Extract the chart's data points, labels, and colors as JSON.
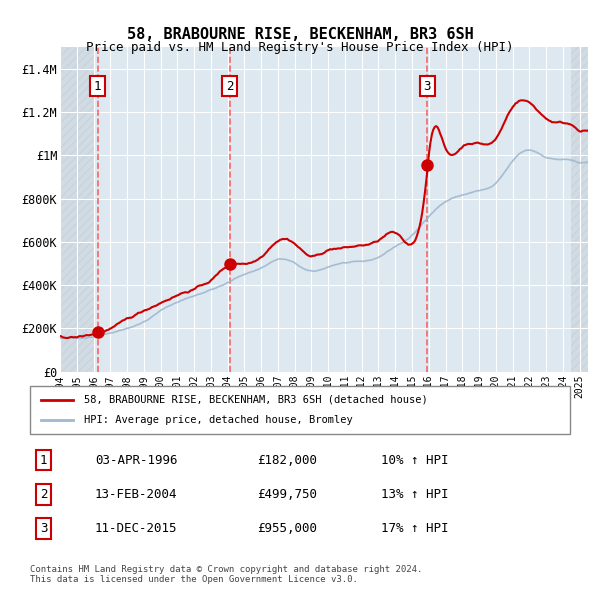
{
  "title": "58, BRABOURNE RISE, BECKENHAM, BR3 6SH",
  "subtitle": "Price paid vs. HM Land Registry's House Price Index (HPI)",
  "xlabel": "",
  "ylabel": "",
  "ylim": [
    0,
    1500000
  ],
  "yticks": [
    0,
    200000,
    400000,
    600000,
    800000,
    1000000,
    1200000,
    1400000
  ],
  "ytick_labels": [
    "£0",
    "£200K",
    "£400K",
    "£600K",
    "£800K",
    "£1M",
    "£1.2M",
    "£1.4M"
  ],
  "background_color": "#dde8f0",
  "plot_bg_color": "#dde8f0",
  "grid_color": "#ffffff",
  "hpi_line_color": "#a0b8d0",
  "price_line_color": "#cc0000",
  "purchase_marker_color": "#cc0000",
  "purchase_dates": [
    1996.25,
    2004.12,
    2015.92
  ],
  "purchase_prices": [
    182000,
    499750,
    955000
  ],
  "purchase_labels": [
    "1",
    "2",
    "3"
  ],
  "legend_label_price": "58, BRABOURNE RISE, BECKENHAM, BR3 6SH (detached house)",
  "legend_label_hpi": "HPI: Average price, detached house, Bromley",
  "table_entries": [
    {
      "num": "1",
      "date": "03-APR-1996",
      "price": "£182,000",
      "hpi": "10% ↑ HPI"
    },
    {
      "num": "2",
      "date": "13-FEB-2004",
      "price": "£499,750",
      "hpi": "13% ↑ HPI"
    },
    {
      "num": "3",
      "date": "11-DEC-2015",
      "price": "£955,000",
      "hpi": "17% ↑ HPI"
    }
  ],
  "footer": "Contains HM Land Registry data © Crown copyright and database right 2024.\nThis data is licensed under the Open Government Licence v3.0.",
  "xstart": 1994,
  "xend": 2025.5
}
+===+
From the data above, copy each line that holds "Land".

  "subtitle": "Price paid vs. HM Land Registry's House Price Index (HPI)",
  "footer": "Contains HM Land Registry data © Crown copyright and database right 2024.\nThis data is licensed under the Open Government Licence v3.0.",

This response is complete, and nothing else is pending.